### Set exercise
Find how many lines contain the word "icon" and state that number alone.

'''

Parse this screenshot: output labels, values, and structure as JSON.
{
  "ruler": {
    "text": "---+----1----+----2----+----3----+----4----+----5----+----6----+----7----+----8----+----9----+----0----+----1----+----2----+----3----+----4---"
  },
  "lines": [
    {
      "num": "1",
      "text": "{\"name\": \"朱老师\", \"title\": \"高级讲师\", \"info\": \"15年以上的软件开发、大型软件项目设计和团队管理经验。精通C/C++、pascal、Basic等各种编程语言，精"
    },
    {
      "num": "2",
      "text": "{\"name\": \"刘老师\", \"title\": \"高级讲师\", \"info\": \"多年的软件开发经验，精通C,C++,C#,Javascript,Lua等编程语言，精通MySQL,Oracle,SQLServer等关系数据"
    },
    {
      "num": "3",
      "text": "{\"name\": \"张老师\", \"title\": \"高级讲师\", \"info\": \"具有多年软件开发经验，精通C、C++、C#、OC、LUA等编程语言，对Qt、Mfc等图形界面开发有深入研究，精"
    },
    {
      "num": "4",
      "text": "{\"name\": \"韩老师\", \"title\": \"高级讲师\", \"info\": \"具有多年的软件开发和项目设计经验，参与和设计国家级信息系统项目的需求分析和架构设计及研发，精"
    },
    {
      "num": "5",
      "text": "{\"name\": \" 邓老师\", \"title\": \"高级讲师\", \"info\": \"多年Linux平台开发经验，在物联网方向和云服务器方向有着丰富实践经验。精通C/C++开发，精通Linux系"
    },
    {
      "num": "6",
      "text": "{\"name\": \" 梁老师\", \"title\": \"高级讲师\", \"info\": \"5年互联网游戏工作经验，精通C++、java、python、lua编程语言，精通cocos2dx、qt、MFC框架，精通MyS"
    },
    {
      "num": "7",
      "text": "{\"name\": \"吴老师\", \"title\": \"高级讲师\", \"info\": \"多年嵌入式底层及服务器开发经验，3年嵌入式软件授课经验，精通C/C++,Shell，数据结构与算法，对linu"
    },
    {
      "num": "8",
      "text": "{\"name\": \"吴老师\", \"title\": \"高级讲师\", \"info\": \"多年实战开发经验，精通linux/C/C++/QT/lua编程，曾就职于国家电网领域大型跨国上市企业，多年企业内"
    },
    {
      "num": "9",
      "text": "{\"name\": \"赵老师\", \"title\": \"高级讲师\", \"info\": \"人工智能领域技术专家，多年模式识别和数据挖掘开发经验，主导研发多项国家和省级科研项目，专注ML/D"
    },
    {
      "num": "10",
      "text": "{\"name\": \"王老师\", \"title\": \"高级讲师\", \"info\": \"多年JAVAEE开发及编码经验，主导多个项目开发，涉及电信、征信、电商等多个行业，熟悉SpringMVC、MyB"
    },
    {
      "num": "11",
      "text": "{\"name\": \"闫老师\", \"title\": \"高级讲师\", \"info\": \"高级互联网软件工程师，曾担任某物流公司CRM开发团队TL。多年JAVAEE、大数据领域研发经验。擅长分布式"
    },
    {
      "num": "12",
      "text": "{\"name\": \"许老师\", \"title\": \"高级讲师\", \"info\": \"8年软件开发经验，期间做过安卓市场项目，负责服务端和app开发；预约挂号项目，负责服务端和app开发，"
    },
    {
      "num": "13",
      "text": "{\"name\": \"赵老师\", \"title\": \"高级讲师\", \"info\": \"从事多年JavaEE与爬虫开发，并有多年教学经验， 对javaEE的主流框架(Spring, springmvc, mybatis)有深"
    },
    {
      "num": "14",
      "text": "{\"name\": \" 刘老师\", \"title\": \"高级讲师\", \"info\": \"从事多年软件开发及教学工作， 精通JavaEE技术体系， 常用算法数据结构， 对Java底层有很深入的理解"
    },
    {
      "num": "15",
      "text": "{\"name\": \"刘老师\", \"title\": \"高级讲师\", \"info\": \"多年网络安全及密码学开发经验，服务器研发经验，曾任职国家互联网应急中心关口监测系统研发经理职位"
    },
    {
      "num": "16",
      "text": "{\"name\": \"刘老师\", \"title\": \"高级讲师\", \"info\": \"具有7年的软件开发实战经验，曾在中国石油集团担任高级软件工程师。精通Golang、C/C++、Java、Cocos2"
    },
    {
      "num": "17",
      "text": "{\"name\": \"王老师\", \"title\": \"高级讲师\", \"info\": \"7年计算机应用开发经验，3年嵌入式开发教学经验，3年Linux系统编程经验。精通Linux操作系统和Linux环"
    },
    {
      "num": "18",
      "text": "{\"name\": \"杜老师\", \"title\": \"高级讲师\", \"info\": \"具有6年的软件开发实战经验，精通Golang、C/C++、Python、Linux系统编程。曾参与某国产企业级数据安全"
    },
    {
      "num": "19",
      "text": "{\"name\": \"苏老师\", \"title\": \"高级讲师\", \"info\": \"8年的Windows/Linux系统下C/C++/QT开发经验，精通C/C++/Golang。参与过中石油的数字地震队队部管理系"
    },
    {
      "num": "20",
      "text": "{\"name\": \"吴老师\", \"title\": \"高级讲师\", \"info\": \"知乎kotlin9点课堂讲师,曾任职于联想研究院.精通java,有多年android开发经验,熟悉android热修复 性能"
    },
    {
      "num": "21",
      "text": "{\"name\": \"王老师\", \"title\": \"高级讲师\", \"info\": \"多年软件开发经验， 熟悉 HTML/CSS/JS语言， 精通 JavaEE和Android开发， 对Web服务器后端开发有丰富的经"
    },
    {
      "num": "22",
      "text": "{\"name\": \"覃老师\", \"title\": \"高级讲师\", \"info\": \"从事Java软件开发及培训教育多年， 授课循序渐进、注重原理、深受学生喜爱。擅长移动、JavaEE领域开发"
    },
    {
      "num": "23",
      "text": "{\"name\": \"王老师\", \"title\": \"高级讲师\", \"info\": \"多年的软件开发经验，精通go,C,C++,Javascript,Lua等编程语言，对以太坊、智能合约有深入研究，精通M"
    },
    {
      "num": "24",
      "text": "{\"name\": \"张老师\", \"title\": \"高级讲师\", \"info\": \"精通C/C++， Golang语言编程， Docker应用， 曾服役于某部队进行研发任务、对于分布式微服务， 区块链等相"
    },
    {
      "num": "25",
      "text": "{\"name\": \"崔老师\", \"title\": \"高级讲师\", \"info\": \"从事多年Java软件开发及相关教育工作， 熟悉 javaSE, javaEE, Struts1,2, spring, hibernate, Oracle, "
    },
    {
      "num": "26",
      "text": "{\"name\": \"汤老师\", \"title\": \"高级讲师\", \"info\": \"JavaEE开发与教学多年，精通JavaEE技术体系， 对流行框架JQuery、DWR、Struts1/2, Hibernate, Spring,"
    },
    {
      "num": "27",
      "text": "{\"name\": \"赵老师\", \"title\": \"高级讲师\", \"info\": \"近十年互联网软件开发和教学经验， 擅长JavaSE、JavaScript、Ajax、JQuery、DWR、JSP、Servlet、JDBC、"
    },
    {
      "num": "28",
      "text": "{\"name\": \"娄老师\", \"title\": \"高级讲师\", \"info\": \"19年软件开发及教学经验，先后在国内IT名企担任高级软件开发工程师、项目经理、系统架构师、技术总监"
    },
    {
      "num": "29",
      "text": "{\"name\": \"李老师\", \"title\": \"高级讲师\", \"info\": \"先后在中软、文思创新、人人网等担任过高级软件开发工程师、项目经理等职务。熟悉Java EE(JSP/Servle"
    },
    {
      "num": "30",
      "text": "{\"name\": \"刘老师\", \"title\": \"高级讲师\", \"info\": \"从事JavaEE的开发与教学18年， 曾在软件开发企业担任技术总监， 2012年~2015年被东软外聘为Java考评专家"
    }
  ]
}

'''
'''

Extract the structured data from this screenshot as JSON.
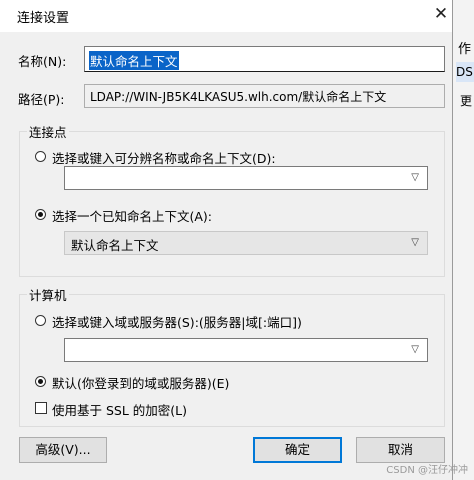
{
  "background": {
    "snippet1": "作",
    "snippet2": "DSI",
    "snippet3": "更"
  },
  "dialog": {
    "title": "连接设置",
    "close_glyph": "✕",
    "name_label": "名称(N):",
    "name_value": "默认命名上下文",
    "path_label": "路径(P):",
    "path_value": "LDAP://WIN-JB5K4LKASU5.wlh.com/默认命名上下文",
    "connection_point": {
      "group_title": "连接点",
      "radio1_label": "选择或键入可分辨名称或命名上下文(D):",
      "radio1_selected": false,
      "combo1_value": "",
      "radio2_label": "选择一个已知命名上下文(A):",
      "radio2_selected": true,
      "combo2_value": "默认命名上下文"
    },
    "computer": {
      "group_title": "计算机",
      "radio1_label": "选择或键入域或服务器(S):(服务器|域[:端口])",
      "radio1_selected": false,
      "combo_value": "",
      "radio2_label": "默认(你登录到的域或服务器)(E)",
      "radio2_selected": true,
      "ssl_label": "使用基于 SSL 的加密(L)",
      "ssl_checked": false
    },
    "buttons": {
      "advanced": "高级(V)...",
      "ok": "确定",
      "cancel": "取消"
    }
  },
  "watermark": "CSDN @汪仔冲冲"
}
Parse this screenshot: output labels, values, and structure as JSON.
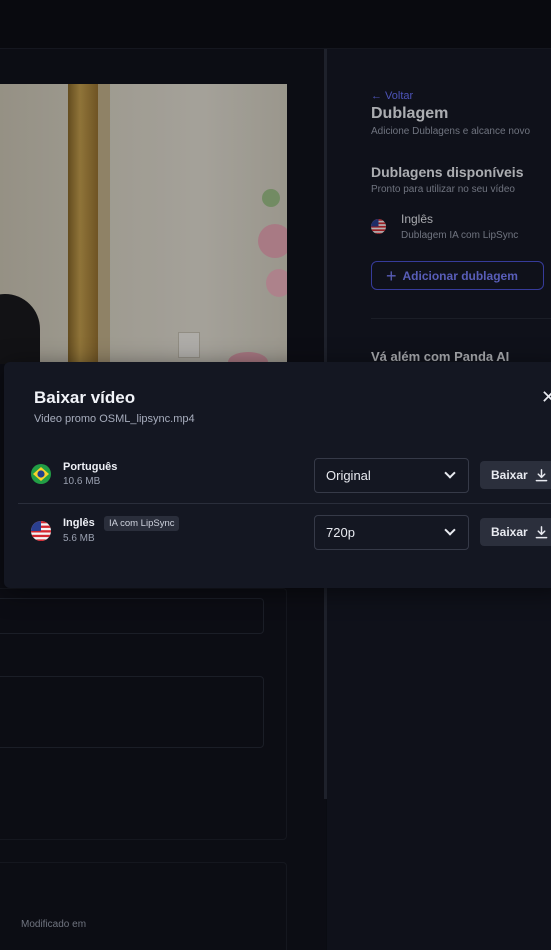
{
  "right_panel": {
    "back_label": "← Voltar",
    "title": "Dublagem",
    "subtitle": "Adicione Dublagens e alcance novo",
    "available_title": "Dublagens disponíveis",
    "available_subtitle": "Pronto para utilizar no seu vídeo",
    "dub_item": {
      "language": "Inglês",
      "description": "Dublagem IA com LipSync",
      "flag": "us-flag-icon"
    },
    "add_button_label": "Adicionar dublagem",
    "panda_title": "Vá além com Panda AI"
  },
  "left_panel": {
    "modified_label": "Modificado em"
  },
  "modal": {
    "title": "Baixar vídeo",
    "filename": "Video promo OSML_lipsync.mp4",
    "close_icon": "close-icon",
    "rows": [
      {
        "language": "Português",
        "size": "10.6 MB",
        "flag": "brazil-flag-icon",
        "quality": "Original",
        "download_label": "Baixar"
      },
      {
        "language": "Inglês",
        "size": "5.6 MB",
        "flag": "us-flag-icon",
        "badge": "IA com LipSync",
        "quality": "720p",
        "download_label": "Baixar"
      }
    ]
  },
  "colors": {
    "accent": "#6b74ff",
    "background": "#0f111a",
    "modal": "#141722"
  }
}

'''

### Task result
4